* Given request: From the listing that follows, extract every line and set it down unaltered.

————————

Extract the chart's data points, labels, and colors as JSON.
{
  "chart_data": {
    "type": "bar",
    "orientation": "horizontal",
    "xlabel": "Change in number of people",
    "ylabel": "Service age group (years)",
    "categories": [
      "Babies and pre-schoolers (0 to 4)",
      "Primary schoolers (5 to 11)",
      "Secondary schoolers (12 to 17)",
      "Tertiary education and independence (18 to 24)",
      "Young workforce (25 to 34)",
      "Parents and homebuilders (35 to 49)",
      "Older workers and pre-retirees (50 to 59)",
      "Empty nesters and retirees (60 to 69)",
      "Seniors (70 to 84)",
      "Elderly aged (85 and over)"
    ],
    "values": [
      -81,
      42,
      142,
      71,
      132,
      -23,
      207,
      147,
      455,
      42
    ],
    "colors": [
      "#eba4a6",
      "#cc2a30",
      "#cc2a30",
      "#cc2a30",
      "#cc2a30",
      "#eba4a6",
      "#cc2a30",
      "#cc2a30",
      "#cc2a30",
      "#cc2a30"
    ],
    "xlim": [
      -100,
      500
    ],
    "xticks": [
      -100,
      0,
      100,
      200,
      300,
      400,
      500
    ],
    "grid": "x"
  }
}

————————

* Result of this exercise:
Extract the chart's data points, labels, and colors as JSON.
{
  "chart_data": {
    "type": "bar",
    "orientation": "horizontal",
    "xlabel": "Change in number of people",
    "ylabel": "Service age group (years)",
    "categories": [
      "Babies and pre-schoolers (0 to 4)",
      "Primary schoolers (5 to 11)",
      "Secondary schoolers (12 to 17)",
      "Tertiary education and independence (18 to 24)",
      "Young workforce (25 to 34)",
      "Parents and homebuilders (35 to 49)",
      "Older workers and pre-retirees (50 to 59)",
      "Empty nesters and retirees (60 to 69)",
      "Seniors (70 to 84)",
      "Elderly aged (85 and over)"
    ],
    "values": [
      -81,
      42,
      142,
      71,
      132,
      -23,
      207,
      147,
      455,
      42
    ],
    "colors": [
      "#eba4a6",
      "#cc2a30",
      "#cc2a30",
      "#cc2a30",
      "#cc2a30",
      "#eba4a6",
      "#cc2a30",
      "#cc2a30",
      "#cc2a30",
      "#cc2a30"
    ],
    "xlim": [
      -100,
      500
    ],
    "xticks": [
      -100,
      0,
      100,
      200,
      300,
      400,
      500
    ],
    "grid": "x"
  }
}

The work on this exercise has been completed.